— Prompt —
Wherever the string "Death" shows up in the records below, return that line.

— Extracted material —
┄┄┄┄┄┄┄┄┄┄

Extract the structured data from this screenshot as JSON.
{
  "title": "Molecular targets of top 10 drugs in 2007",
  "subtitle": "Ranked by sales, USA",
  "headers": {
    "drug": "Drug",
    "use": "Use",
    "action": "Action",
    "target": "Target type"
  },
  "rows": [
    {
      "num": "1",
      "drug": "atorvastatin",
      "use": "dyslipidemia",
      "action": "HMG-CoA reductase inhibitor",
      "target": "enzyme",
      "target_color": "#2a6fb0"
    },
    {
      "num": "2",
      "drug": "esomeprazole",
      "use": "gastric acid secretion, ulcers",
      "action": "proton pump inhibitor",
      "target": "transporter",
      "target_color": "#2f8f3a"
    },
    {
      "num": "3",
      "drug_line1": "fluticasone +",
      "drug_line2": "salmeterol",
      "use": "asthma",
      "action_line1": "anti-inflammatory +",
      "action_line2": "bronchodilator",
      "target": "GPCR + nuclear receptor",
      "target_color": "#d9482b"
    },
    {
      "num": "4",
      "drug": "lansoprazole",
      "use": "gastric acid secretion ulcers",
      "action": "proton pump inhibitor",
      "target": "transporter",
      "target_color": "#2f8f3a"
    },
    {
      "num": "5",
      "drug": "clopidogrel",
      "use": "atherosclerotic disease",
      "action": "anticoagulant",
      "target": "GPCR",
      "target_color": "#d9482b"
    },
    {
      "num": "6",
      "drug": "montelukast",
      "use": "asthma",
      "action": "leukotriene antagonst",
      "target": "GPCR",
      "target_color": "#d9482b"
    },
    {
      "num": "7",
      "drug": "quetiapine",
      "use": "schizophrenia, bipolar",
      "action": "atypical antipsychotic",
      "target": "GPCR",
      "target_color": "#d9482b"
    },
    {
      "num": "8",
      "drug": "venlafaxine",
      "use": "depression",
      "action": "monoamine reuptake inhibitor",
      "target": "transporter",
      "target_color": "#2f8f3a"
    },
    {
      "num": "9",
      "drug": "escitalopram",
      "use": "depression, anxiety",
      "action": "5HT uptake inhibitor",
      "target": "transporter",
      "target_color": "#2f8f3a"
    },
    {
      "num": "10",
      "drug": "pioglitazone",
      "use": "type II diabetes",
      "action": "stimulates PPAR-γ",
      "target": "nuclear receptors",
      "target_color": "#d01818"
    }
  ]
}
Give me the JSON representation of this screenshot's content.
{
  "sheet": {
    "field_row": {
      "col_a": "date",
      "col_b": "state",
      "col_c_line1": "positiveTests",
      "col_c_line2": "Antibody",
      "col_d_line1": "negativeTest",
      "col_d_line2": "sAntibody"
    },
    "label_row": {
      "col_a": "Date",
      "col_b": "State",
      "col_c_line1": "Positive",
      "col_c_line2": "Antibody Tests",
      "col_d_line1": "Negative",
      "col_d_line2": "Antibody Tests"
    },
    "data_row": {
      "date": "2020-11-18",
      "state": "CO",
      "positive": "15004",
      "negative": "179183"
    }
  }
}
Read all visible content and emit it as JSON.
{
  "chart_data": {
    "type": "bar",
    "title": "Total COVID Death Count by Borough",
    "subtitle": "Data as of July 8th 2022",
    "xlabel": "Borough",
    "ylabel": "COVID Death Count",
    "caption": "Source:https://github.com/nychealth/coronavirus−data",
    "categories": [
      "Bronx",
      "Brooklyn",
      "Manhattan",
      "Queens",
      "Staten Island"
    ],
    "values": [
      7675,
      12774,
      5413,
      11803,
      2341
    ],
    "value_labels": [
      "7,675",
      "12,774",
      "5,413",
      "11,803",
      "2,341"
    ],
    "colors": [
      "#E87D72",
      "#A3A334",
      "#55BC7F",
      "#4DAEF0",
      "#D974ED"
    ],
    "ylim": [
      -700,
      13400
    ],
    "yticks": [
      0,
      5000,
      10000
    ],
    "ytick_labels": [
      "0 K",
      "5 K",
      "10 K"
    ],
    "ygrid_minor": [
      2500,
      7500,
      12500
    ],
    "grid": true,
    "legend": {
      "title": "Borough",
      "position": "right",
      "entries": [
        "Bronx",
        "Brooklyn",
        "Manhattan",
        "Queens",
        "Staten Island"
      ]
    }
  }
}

┄┄┄┄┄┄┄┄┄┄

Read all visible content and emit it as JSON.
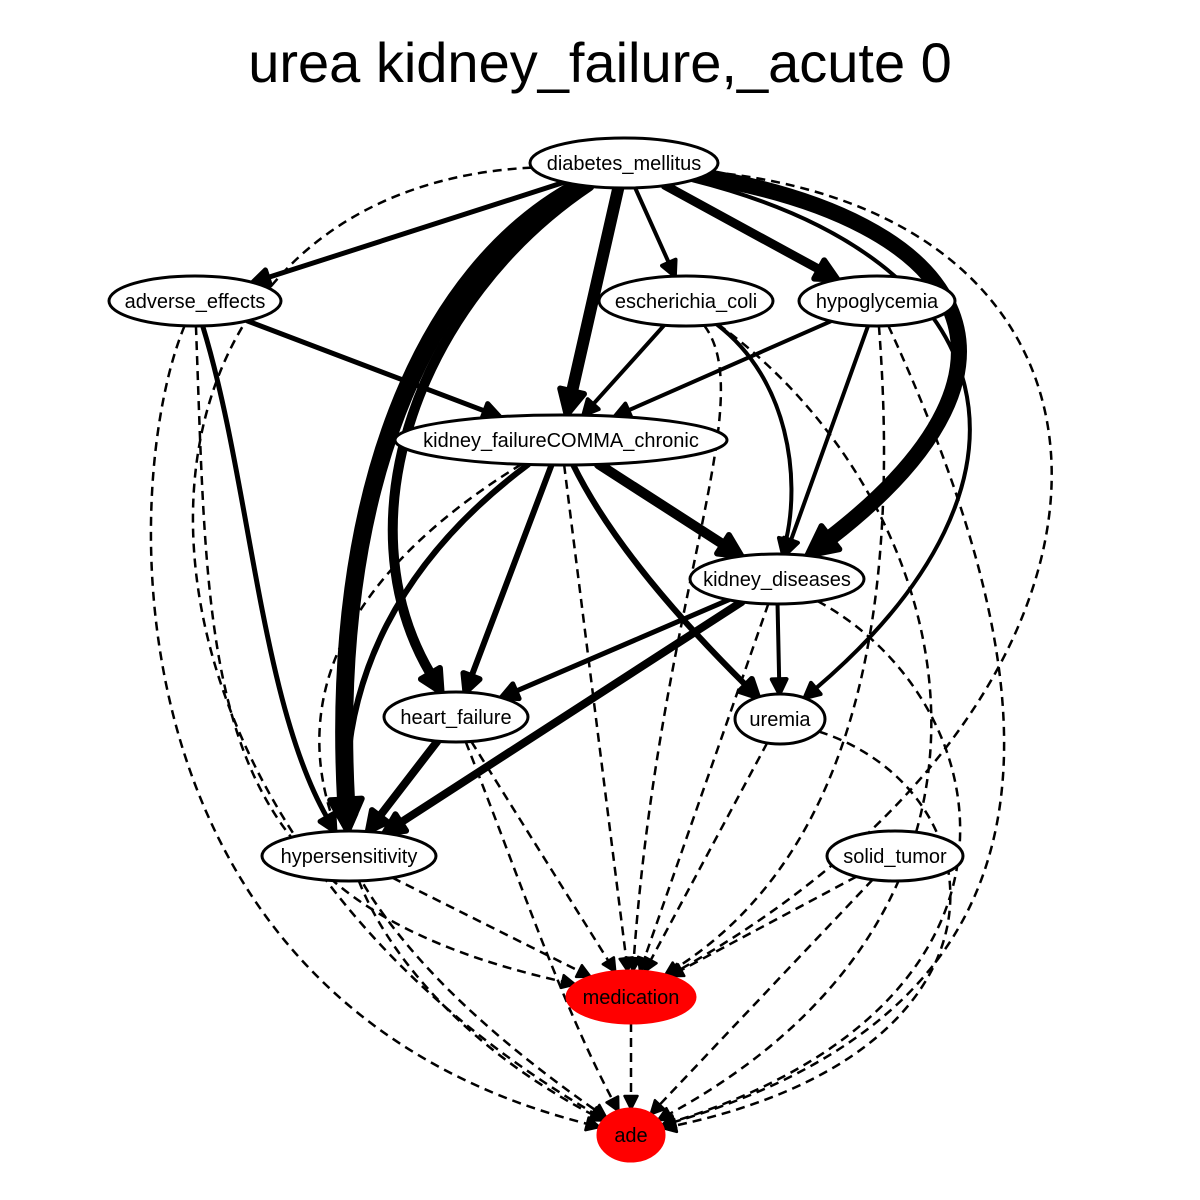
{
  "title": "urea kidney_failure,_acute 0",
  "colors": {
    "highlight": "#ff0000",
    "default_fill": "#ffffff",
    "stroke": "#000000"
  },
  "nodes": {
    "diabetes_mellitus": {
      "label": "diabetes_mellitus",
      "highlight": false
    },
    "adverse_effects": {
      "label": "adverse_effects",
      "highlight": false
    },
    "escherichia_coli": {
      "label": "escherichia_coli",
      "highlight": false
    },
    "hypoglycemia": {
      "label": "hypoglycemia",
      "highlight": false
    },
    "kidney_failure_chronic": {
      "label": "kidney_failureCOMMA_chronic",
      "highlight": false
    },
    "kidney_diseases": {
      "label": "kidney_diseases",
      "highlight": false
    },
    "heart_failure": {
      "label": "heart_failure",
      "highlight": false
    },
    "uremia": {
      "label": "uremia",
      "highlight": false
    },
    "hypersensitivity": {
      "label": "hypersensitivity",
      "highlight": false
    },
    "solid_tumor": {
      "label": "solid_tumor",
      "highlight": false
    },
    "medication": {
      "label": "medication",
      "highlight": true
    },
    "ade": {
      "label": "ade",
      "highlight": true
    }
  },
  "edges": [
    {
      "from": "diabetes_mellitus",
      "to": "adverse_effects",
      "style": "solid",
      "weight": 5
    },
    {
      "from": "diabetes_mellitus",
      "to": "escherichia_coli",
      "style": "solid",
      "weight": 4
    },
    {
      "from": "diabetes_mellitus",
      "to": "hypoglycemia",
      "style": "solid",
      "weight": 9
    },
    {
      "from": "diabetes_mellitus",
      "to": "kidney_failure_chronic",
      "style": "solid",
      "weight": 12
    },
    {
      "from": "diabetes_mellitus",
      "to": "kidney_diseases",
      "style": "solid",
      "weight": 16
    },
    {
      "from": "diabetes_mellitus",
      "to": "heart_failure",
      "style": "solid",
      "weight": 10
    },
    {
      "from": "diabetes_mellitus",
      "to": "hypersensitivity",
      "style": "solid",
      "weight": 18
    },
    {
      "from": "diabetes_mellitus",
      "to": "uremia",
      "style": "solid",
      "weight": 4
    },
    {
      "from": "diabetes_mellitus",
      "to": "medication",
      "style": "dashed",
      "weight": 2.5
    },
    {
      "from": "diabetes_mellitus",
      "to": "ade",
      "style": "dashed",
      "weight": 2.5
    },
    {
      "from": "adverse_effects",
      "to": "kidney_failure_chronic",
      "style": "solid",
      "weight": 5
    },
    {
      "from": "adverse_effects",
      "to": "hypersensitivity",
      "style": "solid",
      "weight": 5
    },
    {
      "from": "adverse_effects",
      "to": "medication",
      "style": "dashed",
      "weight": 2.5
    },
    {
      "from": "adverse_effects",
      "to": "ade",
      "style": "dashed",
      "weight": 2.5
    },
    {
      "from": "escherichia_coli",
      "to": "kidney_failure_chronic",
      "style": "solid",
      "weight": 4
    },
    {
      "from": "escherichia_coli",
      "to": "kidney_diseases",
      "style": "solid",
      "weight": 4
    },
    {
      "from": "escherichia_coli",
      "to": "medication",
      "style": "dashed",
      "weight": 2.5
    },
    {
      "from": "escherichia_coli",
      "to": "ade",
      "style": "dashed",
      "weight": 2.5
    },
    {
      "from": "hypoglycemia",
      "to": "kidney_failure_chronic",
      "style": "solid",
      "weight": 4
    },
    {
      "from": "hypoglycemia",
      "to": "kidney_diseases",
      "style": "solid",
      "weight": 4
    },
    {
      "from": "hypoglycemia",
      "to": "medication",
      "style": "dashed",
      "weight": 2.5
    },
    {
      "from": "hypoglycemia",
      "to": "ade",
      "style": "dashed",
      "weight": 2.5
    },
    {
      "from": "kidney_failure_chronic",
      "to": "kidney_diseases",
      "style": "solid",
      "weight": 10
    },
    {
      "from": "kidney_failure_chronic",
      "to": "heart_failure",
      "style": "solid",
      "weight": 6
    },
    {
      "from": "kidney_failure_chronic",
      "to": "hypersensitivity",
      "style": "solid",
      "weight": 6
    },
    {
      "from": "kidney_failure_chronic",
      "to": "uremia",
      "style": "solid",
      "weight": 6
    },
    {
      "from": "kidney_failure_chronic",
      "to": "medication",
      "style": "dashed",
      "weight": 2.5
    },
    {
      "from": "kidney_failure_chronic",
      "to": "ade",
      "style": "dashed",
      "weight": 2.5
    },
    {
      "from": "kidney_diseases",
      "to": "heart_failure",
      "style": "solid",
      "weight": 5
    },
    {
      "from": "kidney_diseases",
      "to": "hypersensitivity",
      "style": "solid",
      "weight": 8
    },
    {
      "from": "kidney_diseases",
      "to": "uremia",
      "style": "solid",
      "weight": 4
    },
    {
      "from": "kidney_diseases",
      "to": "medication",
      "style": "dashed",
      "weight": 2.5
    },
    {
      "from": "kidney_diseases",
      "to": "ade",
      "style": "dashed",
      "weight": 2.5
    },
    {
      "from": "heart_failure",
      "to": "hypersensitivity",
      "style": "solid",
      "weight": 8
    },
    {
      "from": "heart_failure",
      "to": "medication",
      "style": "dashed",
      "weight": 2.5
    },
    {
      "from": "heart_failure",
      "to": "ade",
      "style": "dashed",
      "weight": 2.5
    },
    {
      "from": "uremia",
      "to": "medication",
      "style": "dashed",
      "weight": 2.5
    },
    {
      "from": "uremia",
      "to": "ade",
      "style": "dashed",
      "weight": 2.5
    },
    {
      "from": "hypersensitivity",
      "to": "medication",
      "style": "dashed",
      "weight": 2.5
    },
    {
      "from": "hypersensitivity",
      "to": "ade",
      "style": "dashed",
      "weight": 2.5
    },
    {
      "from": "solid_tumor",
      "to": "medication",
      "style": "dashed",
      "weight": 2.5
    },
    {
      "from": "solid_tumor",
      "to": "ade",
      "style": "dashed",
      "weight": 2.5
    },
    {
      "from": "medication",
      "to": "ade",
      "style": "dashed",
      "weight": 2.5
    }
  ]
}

┄┄┄┄┄┄┄┄┄┄

— Answer space —
    "title": "Total COVID Death Count by Borough",
    "ylabel": "COVID Death Count",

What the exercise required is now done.